**WHAT YOU ARE ASKED TO DO:** Everything in the records below except the pictures must be written out exactly.

____________________

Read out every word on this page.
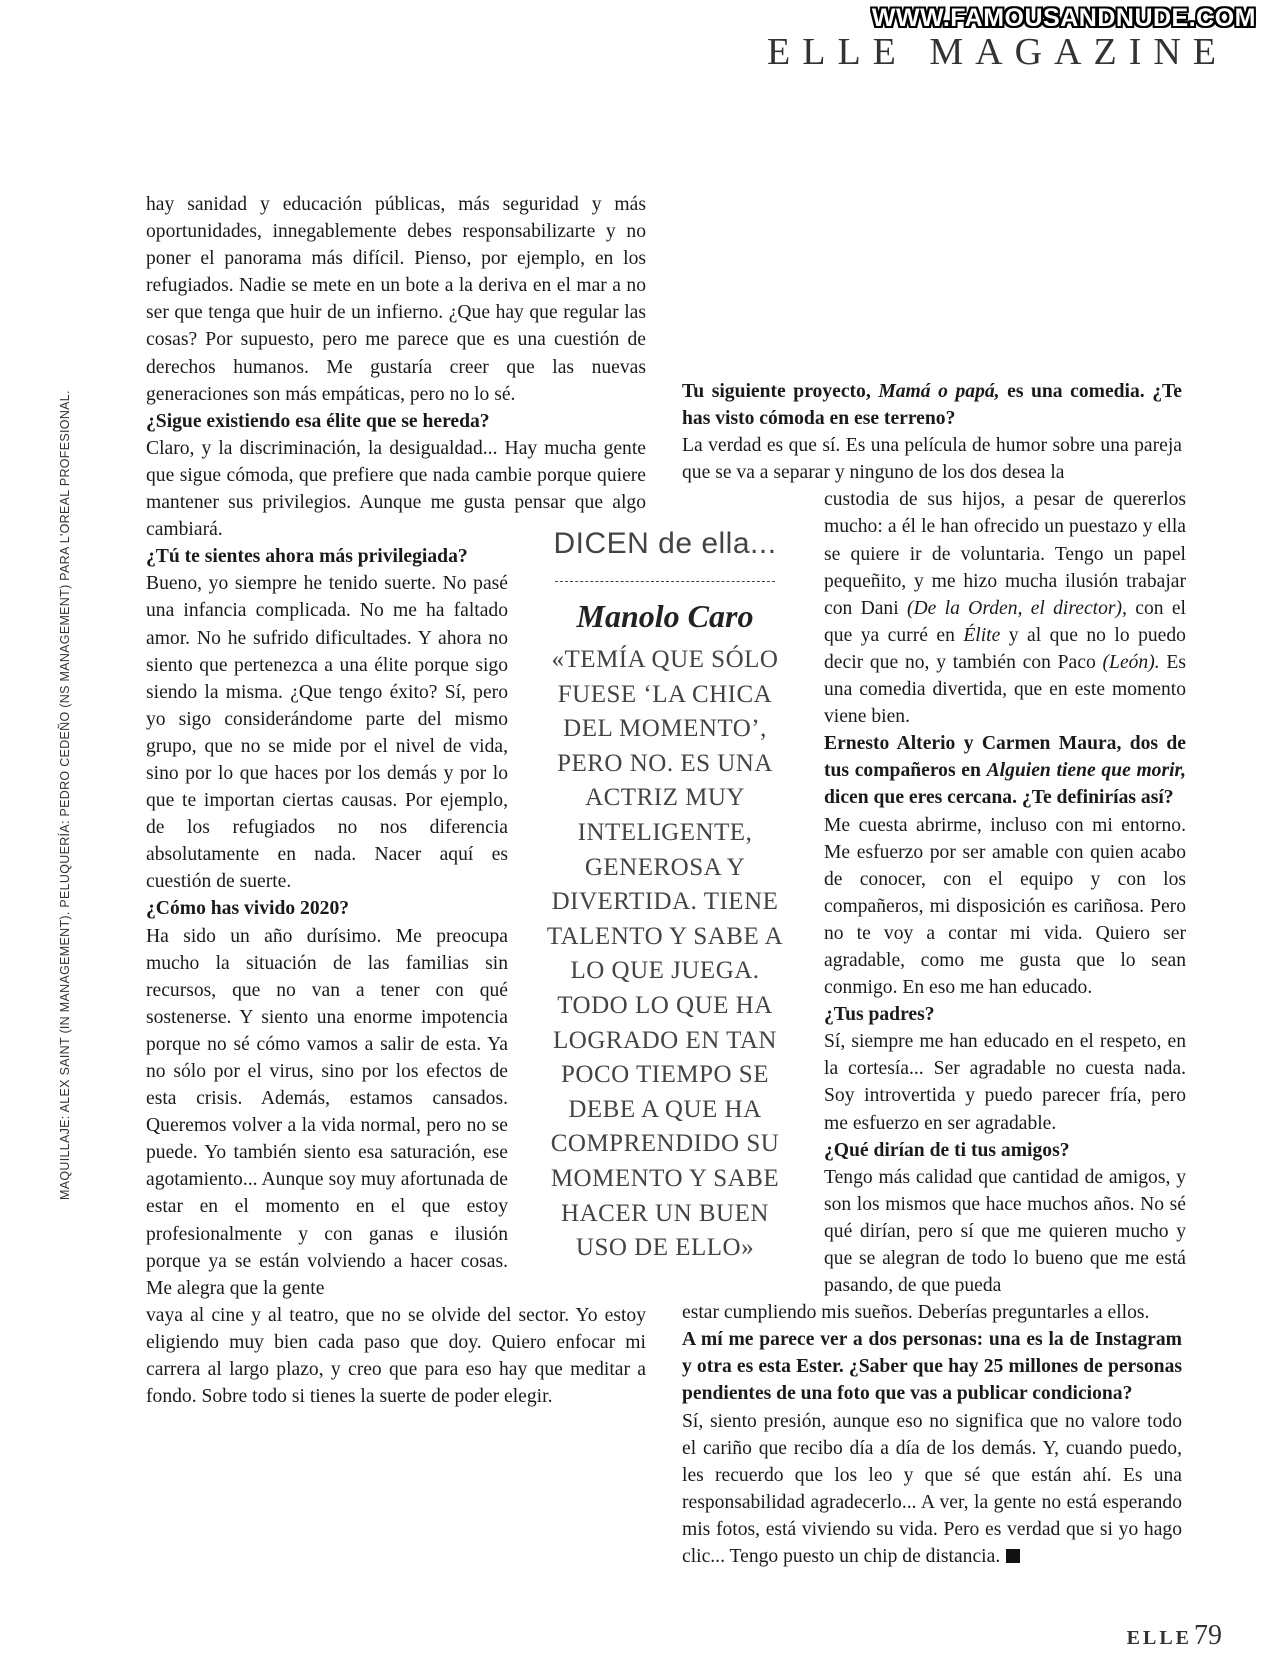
WWW.FAMOUSANDNUDE.COM
ELLE MAGAZINE
MAQUILLAJE: ALEX SAINT (IN MANAGEMENT). PELUQUERÍA: PEDRO CEDEÑO (NS MANAGEMENT) PARA L'OREAL PROFESIONAL.

hay sanidad y educación públicas, más seguridad y más oportunidades, innegablemente debes responsabilizarte y no poner el panorama más difícil. Pienso, por ejemplo, en los refugiados. Nadie se mete en un bote a la deriva en el mar a no ser que tenga que huir de un infierno. ¿Que hay que regular las cosas? Por supuesto, pero me parece que es una cuestión de derechos humanos. Me gustaría creer que las nuevas generaciones son más empáticas, pero no lo sé.

¿Sigue existiendo esa élite que se hereda?

Claro, y la discriminación, la desigualdad... Hay mucha gente que sigue cómoda, que prefiere que nada cambie porque quiere mantener sus privilegios. Aunque me gusta pensar que algo cambiará.

¿Tú te sientes ahora más privilegiada?

Bueno, yo siempre he tenido suerte. No pasé una infancia complicada. No me ha faltado amor. No he sufrido dificultades. Y ahora no siento que pertenezca a una élite porque sigo siendo la misma. ¿Que tengo éxito? Sí, pero yo sigo considerándome parte del mismo grupo, que no se mide por el nivel de vida, sino por lo que haces por los demás y por lo que te importan ciertas causas. Por ejemplo, de los refugiados no nos diferencia absolutamente en nada. Nacer aquí es cuestión de suerte.

¿Cómo has vivido 2020?

Ha sido un año durísimo. Me preocupa mucho la situación de las familias sin recursos, que no van a tener con qué sostenerse. Y siento una enorme impotencia porque no sé cómo vamos a salir de esta. Ya no sólo por el virus, sino por los efectos de esta crisis. Además, estamos cansados. Queremos volver a la vida normal, pero no se puede. Yo también siento esa saturación, ese agotamiento... Aunque soy muy afortunada de estar en el momento en el que estoy profesionalmente y con ganas e ilusión porque ya se están volviendo a hacer cosas. Me alegra que la gente

vaya al cine y al teatro, que no se olvide del sector. Yo estoy eligiendo muy bien cada paso que doy. Quiero enfocar mi carrera al largo plazo, y creo que para eso hay que meditar a fondo. Sobre todo si tienes la suerte de poder elegir.

DICEN de ella...
Manolo Caro
«TEMÍA QUE SÓLO FUESE ‘LA CHICA DEL MOMENTO’, PERO NO. ES UNA ACTRIZ MUY INTELIGENTE, GENEROSA Y DIVERTIDA. TIENE TALENTO Y SABE A LO QUE JUEGA. TODO LO QUE HA LOGRADO EN TAN POCO TIEMPO SE DEBE A QUE HA COMPRENDIDO SU MOMENTO Y SABE HACER UN BUEN USO DE ELLO»

Tu siguiente proyecto, Mamá o papá, es una comedia. ¿Te has visto cómoda en ese terreno?

La verdad es que sí. Es una película de humor sobre una pareja que se va a separar y ninguno de los dos desea la

custodia de sus hijos, a pesar de quererlos mucho: a él le han ofrecido un puestazo y ella se quiere ir de voluntaria. Tengo un papel pequeñito, y me hizo mucha ilusión trabajar con Dani (De la Orden, el director), con el que ya curré en Élite y al que no lo puedo decir que no, y también con Paco (León). Es una comedia divertida, que en este momento viene bien.

Ernesto Alterio y Carmen Maura, dos de tus compañeros en Alguien tiene que morir, dicen que eres cercana. ¿Te definirías así?

Me cuesta abrirme, incluso con mi entorno. Me esfuerzo por ser amable con quien acabo de conocer, con el equipo y con los compañeros, mi disposición es cariñosa. Pero no te voy a contar mi vida. Quiero ser agradable, como me gusta que lo sean conmigo. En eso me han educado.

¿Tus padres?

Sí, siempre me han educado en el respeto, en la cortesía... Ser agradable no cuesta nada. Soy introvertida y puedo parecer fría, pero me esfuerzo en ser agradable.

¿Qué dirían de ti tus amigos?

Tengo más calidad que cantidad de amigos, y son los mismos que hace muchos años. No sé qué dirían, pero sí que me quieren mucho y que se alegran de todo lo bueno que me está pasando, de que pueda

estar cumpliendo mis sueños. Deberías preguntarles a ellos.

A mí me parece ver a dos personas: una es la de Instagram y otra es esta Ester. ¿Saber que hay 25 millones de personas pendientes de una foto que vas a publicar condiciona?

Sí, siento presión, aunque eso no significa que no valore todo el cariño que recibo día a día de los demás. Y, cuando puedo, les recuerdo que los leo y que sé que están ahí. Es una responsabilidad agradecerlo... A ver, la gente no está esperando mis fotos, está viviendo su vida. Pero es verdad que si yo hago clic... Tengo puesto un chip de distancia.

ELLE79
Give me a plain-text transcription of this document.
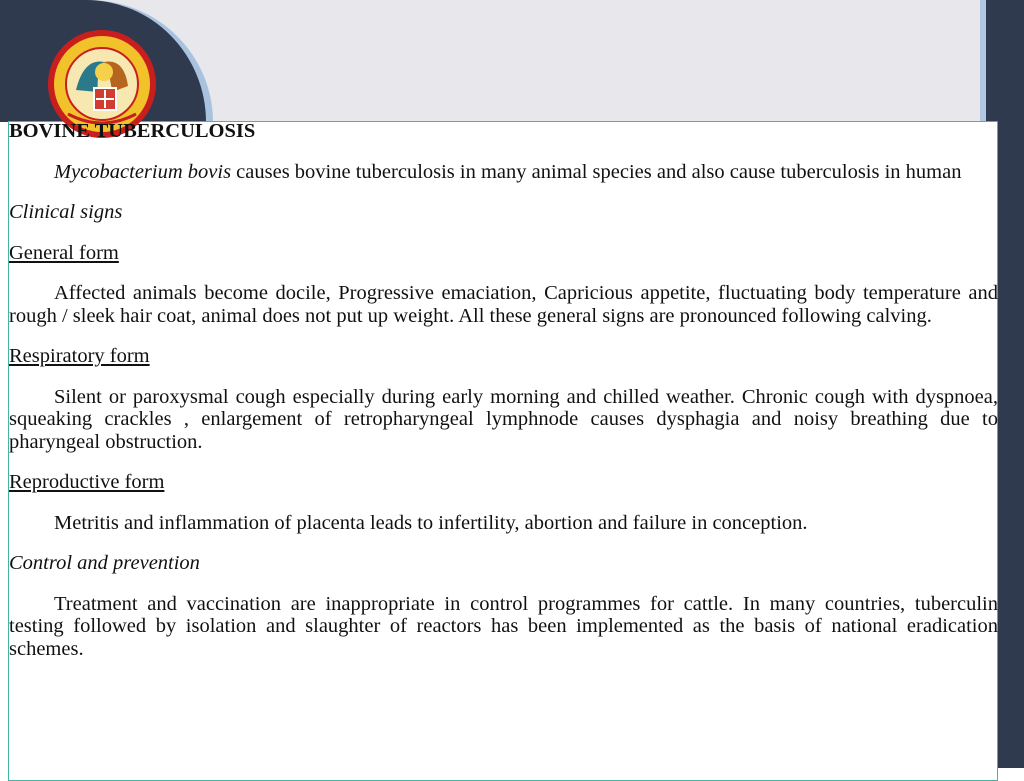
BOVINE TUBERCULOSIS

Mycobacterium bovis causes bovine tuberculosis in many animal species and also cause tuberculosis in human

Clinical signs

General form

Affected animals become docile, Progressive emaciation, Capricious appetite, fluctuating body temperature and rough / sleek hair coat, animal does not put up weight. All these general signs are pronounced following calving.

Respiratory form

Silent or paroxysmal cough especially during early morning and chilled weather. Chronic cough with dyspnoea, squeaking crackles , enlargement of retropharyngeal lymphnode causes dysphagia and noisy breathing due to pharyngeal obstruction.

Reproductive form

Metritis and inflammation of placenta leads to infertility, abortion and failure in conception.

Control and prevention

Treatment and vaccination are inappropriate in control programmes for cattle. In many countries, tuberculin testing followed by isolation and slaughter of reactors has been implemented as the basis of national eradication schemes.
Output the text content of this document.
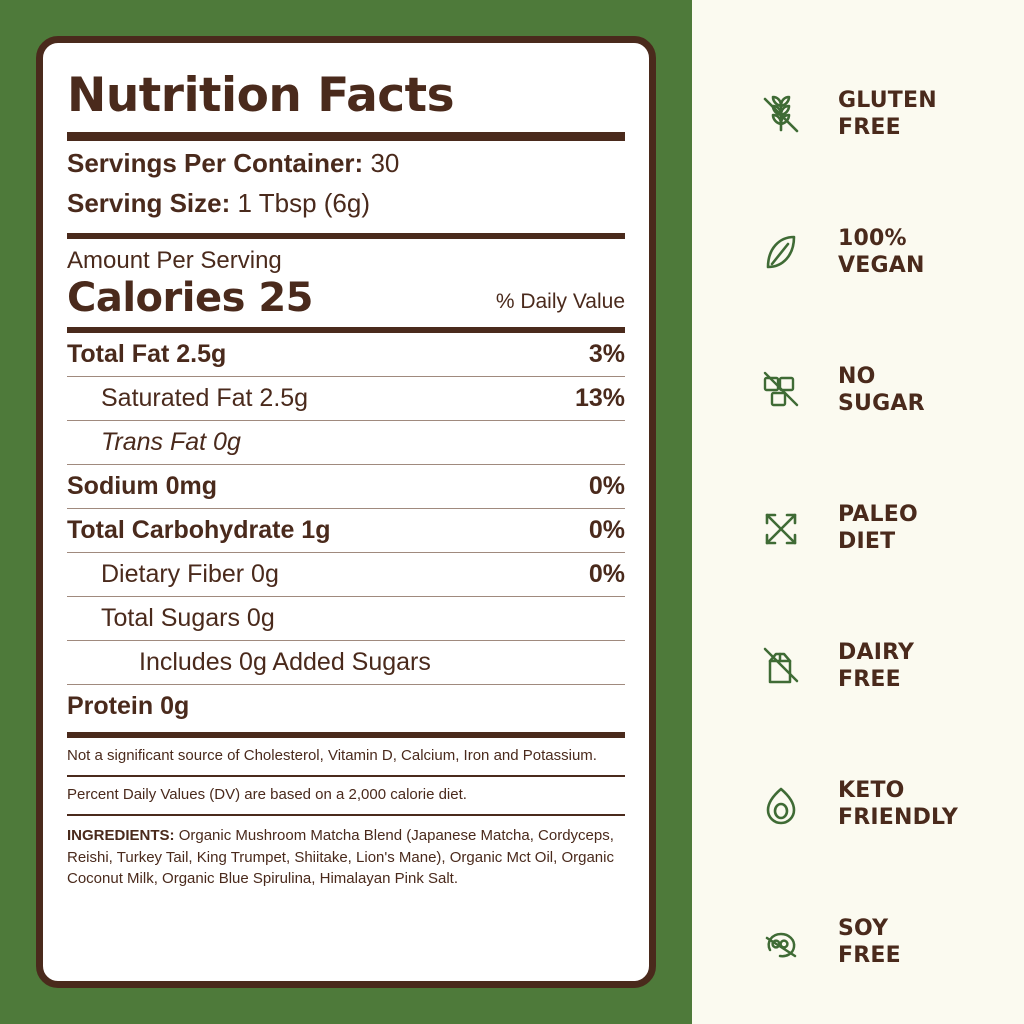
Nutrition Facts
Servings Per Container: 30
Serving Size: 1 Tbsp (6g)
Amount Per Serving
Calories 25	% Daily Value
Total Fat 2.5g	3%
Saturated Fat 2.5g	13%
Trans Fat 0g
Sodium 0mg	0%
Total Carbohydrate 1g	0%
Dietary Fiber 0g	0%
Total Sugars 0g
Includes 0g Added Sugars
Protein 0g
Not a significant source of Cholesterol, Vitamin D, Calcium, Iron and Potassium.
Percent Daily Values (DV) are based on a 2,000 calorie diet.
INGREDIENTS: Organic Mushroom Matcha Blend (Japanese Matcha, Cordyceps, Reishi, Turkey Tail, King Trumpet, Shiitake, Lion's Mane), Organic Mct Oil, Organic Coconut Milk, Organic Blue Spirulina, Himalayan Pink Salt.
GLUTEN
FREE
100%
VEGAN
NO
SUGAR
PALEO
DIET
DAIRY
FREE
KETO
FRIENDLY
SOY
FREE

____________________

**SOLUTION FOR THIS PROBLEM:**
Read out every word on this page.
WWW.FAMOUSANDNUDE.COM
ELLE MAGAZINE
MAQUILLAJE: ALEX SAINT (IN MANAGEMENT). PELUQUERÍA: PEDRO CEDEÑO (NS MANAGEMENT) PARA L'OREAL PROFESIONAL.

hay sanidad y educación públicas, más seguridad y más oportunidades, innegablemente debes responsabilizarte y no poner el panorama más difícil. Pienso, por ejemplo, en los refugiados. Nadie se mete en un bote a la deriva en el mar a no ser que tenga que huir de un infierno. ¿Que hay que regular las cosas? Por supuesto, pero me parece que es una cuestión de derechos humanos. Me gustaría creer que las nuevas generaciones son más empáticas, pero no lo sé.

¿Sigue existiendo esa élite que se hereda?

Claro, y la discriminación, la desigualdad... Hay mucha gente que sigue cómoda, que prefiere que nada cambie porque quiere mantener sus privilegios. Aunque me gusta pensar que algo cambiará.

¿Tú te sientes ahora más privilegiada?

Bueno, yo siempre he tenido suerte. No pasé una infancia complicada. No me ha faltado amor. No he sufrido dificultades. Y ahora no siento que pertenezca a una élite porque sigo siendo la misma. ¿Que tengo éxito? Sí, pero yo sigo considerándome parte del mismo grupo, que no se mide por el nivel de vida, sino por lo que haces por los demás y por lo que te importan ciertas causas. Por ejemplo, de los refugiados no nos diferencia absolutamente en nada. Nacer aquí es cuestión de suerte.

¿Cómo has vivido 2020?

Ha sido un año durísimo. Me preocupa mucho la situación de las familias sin recursos, que no van a tener con qué sostenerse. Y siento una enorme impotencia porque no sé cómo vamos a salir de esta. Ya no sólo por el virus, sino por los efectos de esta crisis. Además, estamos cansados. Queremos volver a la vida normal, pero no se puede. Yo también siento esa saturación, ese agotamiento... Aunque soy muy afortunada de estar en el momento en el que estoy profesionalmente y con ganas e ilusión porque ya se están volviendo a hacer cosas. Me alegra que la gente

vaya al cine y al teatro, que no se olvide del sector. Yo estoy eligiendo muy bien cada paso que doy. Quiero enfocar mi carrera al largo plazo, y creo que para eso hay que meditar a fondo. Sobre todo si tienes la suerte de poder elegir.

DICEN de ella...
Manolo Caro
«TEMÍA QUE SÓLO FUESE ‘LA CHICA DEL MOMENTO’, PERO NO. ES UNA ACTRIZ MUY INTELIGENTE, GENEROSA Y DIVERTIDA. TIENE TALENTO Y SABE A LO QUE JUEGA. TODO LO QUE HA LOGRADO EN TAN POCO TIEMPO SE DEBE A QUE HA COMPRENDIDO SU MOMENTO Y SABE HACER UN BUEN USO DE ELLO»

Tu siguiente proyecto, Mamá o papá, es una comedia. ¿Te has visto cómoda en ese terreno?

La verdad es que sí. Es una película de humor sobre una pareja que se va a separar y ninguno de los dos desea la

custodia de sus hijos, a pesar de quererlos mucho: a él le han ofrecido un puestazo y ella se quiere ir de voluntaria. Tengo un papel pequeñito, y me hizo mucha ilusión trabajar con Dani (De la Orden, el director), con el que ya curré en Élite y al que no lo puedo decir que no, y también con Paco (León). Es una comedia divertida, que en este momento viene bien.

Ernesto Alterio y Carmen Maura, dos de tus compañeros en Alguien tiene que morir, dicen que eres cercana. ¿Te definirías así?

Me cuesta abrirme, incluso con mi entorno. Me esfuerzo por ser amable con quien acabo de conocer, con el equipo y con los compañeros, mi disposición es cariñosa. Pero no te voy a contar mi vida. Quiero ser agradable, como me gusta que lo sean conmigo. En eso me han educado.

¿Tus padres?

Sí, siempre me han educado en el respeto, en la cortesía... Ser agradable no cuesta nada. Soy introvertida y puedo parecer fría, pero me esfuerzo en ser agradable.

¿Qué dirían de ti tus amigos?

Tengo más calidad que cantidad de amigos, y son los mismos que hace muchos años. No sé qué dirían, pero sí que me quieren mucho y que se alegran de todo lo bueno que me está pasando, de que pueda

estar cumpliendo mis sueños. Deberías preguntarles a ellos.

A mí me parece ver a dos personas: una es la de Instagram y otra es esta Ester. ¿Saber que hay 25 millones de personas pendientes de una foto que vas a publicar condiciona?

Sí, siento presión, aunque eso no significa que no valore todo el cariño que recibo día a día de los demás. Y, cuando puedo, les recuerdo que los leo y que sé que están ahí. Es una responsabilidad agradecerlo... A ver, la gente no está esperando mis fotos, está viviendo su vida. Pero es verdad que si yo hago clic... Tengo puesto un chip de distancia.

ELLE79
Give me a plain-text transcription of this document.
BOVINE TUBERCULOSIS

Mycobacterium bovis causes bovine tuberculosis in many animal species and also cause tuberculosis in human

Clinical signs

General form

Affected animals become docile, Progressive emaciation, Capricious appetite, fluctuating body temperature and rough / sleek hair coat, animal does not put up weight. All these general signs are pronounced following calving.

Respiratory form

Silent or paroxysmal cough especially during early morning and chilled weather. Chronic cough with dyspnoea, squeaking crackles , enlargement of retropharyngeal lymphnode causes dysphagia and noisy breathing due to pharyngeal obstruction.

Reproductive form

Metritis and inflammation of placenta leads to infertility, abortion and failure in conception.

Control and prevention

Treatment and vaccination are inappropriate in control programmes for cattle. In many countries, tuberculin testing followed by isolation and slaughter of reactors has been implemented as the basis of national eradication schemes.
Output the text content of this document.
Nutrition Facts
Servings Per Container: 30
Serving Size: 1 Tbsp (6g)
Amount Per Serving
Calories 25	% Daily Value
Total Fat 2.5g	3%
Saturated Fat 2.5g	13%
Trans Fat 0g
Sodium 0mg	0%
Total Carbohydrate 1g	0%
Dietary Fiber 0g	0%
Total Sugars 0g
Includes 0g Added Sugars
Protein 0g
Not a significant source of Cholesterol, Vitamin D, Calcium, Iron and Potassium.
Percent Daily Values (DV) are based on a 2,000 calorie diet.
INGREDIENTS: Organic Mushroom Matcha Blend (Japanese Matcha, Cordyceps, Reishi, Turkey Tail, King Trumpet, Shiitake, Lion's Mane), Organic Mct Oil, Organic Coconut Milk, Organic Blue Spirulina, Himalayan Pink Salt.
GLUTEN
FREE
100%
VEGAN
NO
SUGAR
PALEO
DIET
DAIRY
FREE
KETO
FRIENDLY
SOY
FREE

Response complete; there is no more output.